=== AIM ===
Count the lines in the records that contain the string "label". Reply with the number alone.

Visual layout records

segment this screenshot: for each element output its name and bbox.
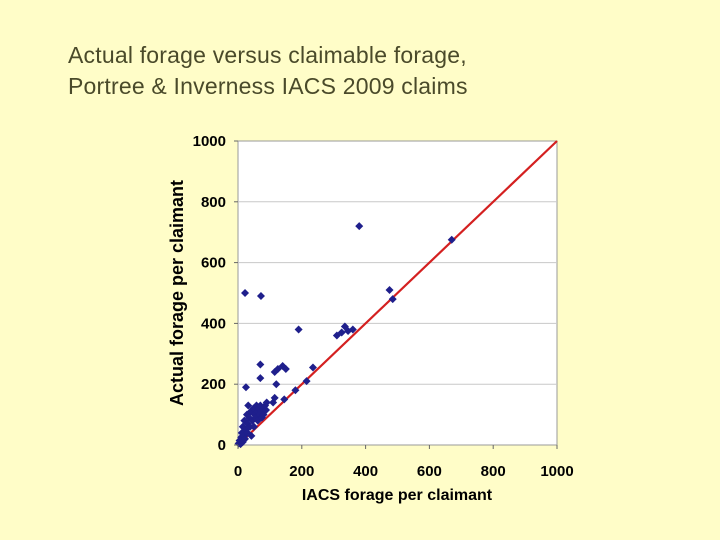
- data-point: [280, 395, 289, 404]
- data-point: [241, 383, 250, 392]
- data-point: [249, 422, 258, 431]
- slide-title-line-1: Actual forage versus claimable forage,: [68, 42, 467, 68]
- data-point: [248, 416, 257, 425]
- gridlines: [238, 201, 557, 385]
- data-point: [302, 377, 311, 386]
- data-point: [256, 292, 265, 301]
- y-axis-title: Actual forage per claimant: [167, 180, 187, 406]
- y-axis-ticks: 0 200 400 600 800 1000: [193, 133, 238, 454]
- data-point: [294, 325, 303, 334]
- y-tick-label: 400: [201, 315, 226, 332]
- data-point: [244, 401, 253, 410]
- y-tick-label: 1000: [193, 133, 226, 150]
- data-point: [337, 328, 346, 337]
- slide-title: Actual forage versus claimable forage, P…: [68, 40, 688, 102]
- data-points: [234, 222, 456, 449]
- x-axis-title: IACS forage per claimant: [302, 487, 493, 504]
- data-point: [241, 434, 250, 443]
- data-point: [241, 289, 250, 297]
- data-point: [251, 413, 260, 422]
- data-point: [247, 431, 256, 440]
- data-point: [281, 365, 290, 373]
- data-point: [262, 406, 271, 415]
- data-point: [385, 285, 394, 294]
- y-tick-label: 800: [201, 194, 226, 211]
- data-point: [256, 374, 265, 383]
- x-tick-label: 600: [417, 463, 442, 480]
- data-point: [249, 404, 258, 413]
- data-point: [388, 295, 397, 304]
- y-tick-label: 0: [218, 437, 226, 454]
- data-point: [348, 325, 357, 334]
- data-point: [270, 393, 279, 402]
- y-tick-label: 600: [201, 255, 226, 272]
- data-point: [262, 398, 271, 407]
- x-tick-label: 200: [289, 463, 314, 480]
- slide-title-line-2: Portree & Inverness IACS 2009 claims: [68, 73, 468, 99]
- data-point: [291, 386, 300, 395]
- data-point: [256, 360, 265, 369]
- data-point: [355, 222, 364, 231]
- x-tick-label: 800: [481, 463, 506, 480]
- x-tick-label: 0: [234, 463, 242, 480]
- y-tick-label: 200: [201, 376, 226, 393]
- x-axis-ticks: 0 200 400 600 800 1000: [234, 445, 574, 480]
- x-tick-label: 1000: [540, 463, 573, 480]
- data-point: [447, 235, 456, 244]
- x-tick-label: 400: [353, 463, 378, 480]
- reference-line-y-equals-x: [237, 140, 558, 446]
- data-point: [272, 380, 281, 389]
- data-point: [308, 363, 317, 372]
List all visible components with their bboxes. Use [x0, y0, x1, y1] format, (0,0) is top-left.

=== REPLY TO THE EXERCISE ===
12